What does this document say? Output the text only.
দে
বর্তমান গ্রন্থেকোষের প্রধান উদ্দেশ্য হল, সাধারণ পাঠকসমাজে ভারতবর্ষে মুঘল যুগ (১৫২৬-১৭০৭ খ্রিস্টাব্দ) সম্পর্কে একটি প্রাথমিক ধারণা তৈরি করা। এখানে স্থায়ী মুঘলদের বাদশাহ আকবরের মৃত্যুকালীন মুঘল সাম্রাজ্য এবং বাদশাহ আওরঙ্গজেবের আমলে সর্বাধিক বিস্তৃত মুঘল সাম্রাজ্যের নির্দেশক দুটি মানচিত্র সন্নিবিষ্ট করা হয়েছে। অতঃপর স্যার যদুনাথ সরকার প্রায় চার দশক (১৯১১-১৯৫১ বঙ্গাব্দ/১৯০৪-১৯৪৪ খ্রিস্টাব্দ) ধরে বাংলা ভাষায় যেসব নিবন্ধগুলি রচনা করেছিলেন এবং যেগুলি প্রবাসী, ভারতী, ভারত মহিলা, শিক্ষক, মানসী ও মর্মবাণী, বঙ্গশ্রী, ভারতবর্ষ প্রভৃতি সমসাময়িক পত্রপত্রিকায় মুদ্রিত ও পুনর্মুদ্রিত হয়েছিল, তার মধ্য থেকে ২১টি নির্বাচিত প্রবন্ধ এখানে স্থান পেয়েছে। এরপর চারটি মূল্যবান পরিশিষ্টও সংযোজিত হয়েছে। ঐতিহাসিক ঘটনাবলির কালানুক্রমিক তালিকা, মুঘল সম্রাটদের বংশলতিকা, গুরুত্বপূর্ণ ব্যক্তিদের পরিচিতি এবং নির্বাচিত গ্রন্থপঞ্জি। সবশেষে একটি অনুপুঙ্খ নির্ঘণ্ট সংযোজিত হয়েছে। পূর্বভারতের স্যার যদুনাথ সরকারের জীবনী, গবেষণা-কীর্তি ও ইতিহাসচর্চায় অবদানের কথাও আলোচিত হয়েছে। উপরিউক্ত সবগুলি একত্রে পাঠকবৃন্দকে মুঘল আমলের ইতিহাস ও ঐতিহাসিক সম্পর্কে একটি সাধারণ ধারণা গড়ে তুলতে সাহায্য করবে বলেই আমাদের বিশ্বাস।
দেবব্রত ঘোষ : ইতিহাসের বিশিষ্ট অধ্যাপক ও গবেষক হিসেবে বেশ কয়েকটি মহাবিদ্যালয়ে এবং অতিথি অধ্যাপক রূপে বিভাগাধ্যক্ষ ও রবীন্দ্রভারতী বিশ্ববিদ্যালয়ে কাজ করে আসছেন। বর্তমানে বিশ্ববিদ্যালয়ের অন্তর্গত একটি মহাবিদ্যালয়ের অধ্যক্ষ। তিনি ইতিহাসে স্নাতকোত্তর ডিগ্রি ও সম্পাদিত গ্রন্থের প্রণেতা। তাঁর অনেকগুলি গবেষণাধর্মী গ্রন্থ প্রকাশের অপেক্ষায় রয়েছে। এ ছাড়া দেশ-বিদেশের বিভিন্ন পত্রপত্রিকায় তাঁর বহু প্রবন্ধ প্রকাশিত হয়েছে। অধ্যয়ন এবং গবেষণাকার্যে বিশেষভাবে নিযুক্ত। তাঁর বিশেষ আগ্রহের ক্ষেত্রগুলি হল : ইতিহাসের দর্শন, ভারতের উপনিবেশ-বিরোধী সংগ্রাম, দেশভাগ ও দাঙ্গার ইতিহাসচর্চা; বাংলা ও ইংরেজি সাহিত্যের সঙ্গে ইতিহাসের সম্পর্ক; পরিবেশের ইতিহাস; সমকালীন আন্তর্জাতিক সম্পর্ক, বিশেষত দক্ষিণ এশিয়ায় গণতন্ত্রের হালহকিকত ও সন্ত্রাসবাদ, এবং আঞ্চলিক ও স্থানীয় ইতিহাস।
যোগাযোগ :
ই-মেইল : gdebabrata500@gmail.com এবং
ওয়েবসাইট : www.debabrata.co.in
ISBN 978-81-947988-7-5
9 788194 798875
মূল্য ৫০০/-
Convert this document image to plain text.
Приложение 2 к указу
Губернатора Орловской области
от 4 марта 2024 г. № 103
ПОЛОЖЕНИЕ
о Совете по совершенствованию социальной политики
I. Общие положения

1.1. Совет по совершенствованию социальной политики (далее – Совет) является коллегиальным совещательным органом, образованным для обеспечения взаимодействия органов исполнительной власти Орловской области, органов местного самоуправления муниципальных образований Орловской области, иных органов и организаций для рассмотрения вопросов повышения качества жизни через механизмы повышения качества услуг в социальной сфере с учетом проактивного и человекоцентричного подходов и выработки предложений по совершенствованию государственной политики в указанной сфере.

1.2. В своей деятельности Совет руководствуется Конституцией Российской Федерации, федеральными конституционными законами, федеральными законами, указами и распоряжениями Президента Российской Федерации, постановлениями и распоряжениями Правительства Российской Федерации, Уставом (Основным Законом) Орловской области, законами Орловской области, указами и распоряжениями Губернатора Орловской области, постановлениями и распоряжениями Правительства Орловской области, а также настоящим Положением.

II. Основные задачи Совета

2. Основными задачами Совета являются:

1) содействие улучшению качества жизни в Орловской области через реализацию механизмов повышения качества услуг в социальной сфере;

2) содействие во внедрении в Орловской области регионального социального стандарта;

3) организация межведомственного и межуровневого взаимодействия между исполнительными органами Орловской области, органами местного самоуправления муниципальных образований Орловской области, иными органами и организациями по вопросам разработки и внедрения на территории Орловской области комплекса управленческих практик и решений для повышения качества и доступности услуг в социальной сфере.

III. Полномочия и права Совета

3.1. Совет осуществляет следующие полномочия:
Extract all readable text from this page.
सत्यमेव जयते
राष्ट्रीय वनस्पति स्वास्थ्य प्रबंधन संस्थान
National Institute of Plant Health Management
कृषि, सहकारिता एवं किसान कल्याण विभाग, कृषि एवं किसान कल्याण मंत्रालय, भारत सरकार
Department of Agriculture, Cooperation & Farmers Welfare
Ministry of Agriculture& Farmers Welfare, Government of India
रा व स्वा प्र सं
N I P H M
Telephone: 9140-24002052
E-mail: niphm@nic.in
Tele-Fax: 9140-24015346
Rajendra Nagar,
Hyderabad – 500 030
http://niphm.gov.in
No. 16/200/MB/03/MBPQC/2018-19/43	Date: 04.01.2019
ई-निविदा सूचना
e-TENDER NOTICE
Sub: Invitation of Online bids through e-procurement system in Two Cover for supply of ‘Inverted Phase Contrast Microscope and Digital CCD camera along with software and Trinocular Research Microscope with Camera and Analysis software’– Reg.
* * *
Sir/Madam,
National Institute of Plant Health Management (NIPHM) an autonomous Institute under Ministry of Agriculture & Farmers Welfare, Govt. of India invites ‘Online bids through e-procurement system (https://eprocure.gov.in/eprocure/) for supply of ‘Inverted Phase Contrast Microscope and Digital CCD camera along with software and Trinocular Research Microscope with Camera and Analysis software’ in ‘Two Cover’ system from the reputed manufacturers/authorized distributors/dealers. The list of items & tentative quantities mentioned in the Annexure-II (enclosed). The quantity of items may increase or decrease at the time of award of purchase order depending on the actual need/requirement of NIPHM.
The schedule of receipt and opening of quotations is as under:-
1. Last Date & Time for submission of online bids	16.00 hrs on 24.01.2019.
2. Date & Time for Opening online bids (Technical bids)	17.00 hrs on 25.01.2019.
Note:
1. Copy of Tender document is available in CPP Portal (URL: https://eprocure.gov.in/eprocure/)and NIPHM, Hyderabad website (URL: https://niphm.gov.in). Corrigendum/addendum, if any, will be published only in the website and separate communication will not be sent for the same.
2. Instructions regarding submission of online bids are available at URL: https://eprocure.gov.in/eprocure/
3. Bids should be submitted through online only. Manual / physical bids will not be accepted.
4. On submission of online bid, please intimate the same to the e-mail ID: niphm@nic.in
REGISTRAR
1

*Exercise instructions*: Copy out every line of the material above that mentions the word "same".

*Written response*:
1. Copy of Tender document is available in CPP Portal (URL: https://eprocure.gov.in/eprocure/)and NIPHM, Hyderabad website (URL: https://niphm.gov.in). Corrigendum/addendum, if any, will be published only in the website and separate communication will not be sent for the same.
4. On submission of online bid, please intimate the same to the e-mail ID: niphm@nic.in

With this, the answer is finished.